Find every line below that contains the word "plain" and copy it out.
— BEGIN MATERIAL SHOWN —
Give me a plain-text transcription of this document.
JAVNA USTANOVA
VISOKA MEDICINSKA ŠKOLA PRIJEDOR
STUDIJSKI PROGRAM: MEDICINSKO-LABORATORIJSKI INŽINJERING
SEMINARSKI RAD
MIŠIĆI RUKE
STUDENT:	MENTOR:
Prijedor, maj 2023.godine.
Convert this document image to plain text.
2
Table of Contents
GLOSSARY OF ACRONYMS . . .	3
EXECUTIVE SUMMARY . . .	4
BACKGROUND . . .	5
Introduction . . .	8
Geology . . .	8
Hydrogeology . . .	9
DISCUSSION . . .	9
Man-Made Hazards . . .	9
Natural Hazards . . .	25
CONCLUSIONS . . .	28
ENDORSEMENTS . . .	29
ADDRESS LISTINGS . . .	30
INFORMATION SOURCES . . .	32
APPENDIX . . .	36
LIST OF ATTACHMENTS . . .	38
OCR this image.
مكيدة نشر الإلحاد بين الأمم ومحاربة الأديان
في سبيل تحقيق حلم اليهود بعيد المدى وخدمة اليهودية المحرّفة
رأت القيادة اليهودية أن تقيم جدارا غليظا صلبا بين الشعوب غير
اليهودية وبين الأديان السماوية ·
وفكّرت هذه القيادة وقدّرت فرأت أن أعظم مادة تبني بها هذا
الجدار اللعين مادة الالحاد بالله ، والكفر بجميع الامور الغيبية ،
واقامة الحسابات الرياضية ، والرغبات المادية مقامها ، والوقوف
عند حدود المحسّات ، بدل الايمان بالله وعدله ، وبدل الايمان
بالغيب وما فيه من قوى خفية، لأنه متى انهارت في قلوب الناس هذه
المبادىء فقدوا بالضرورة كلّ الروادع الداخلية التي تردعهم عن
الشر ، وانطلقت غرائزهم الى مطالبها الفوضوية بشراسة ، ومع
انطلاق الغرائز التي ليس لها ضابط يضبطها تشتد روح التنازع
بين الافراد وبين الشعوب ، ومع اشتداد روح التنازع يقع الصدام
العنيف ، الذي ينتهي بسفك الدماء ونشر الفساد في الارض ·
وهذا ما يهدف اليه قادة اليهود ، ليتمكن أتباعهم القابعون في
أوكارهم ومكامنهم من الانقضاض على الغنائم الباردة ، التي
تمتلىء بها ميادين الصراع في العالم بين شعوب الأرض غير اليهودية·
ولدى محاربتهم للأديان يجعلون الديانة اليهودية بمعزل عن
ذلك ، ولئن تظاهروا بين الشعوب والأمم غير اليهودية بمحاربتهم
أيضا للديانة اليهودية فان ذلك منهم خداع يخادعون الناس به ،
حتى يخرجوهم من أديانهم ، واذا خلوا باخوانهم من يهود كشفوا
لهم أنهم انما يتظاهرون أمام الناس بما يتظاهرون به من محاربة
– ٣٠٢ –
— END MATERIAL SHOWN —
* [CORRECT ANSWER]:
Give me a plain-text transcription of this document.
Convert this document image to plain text.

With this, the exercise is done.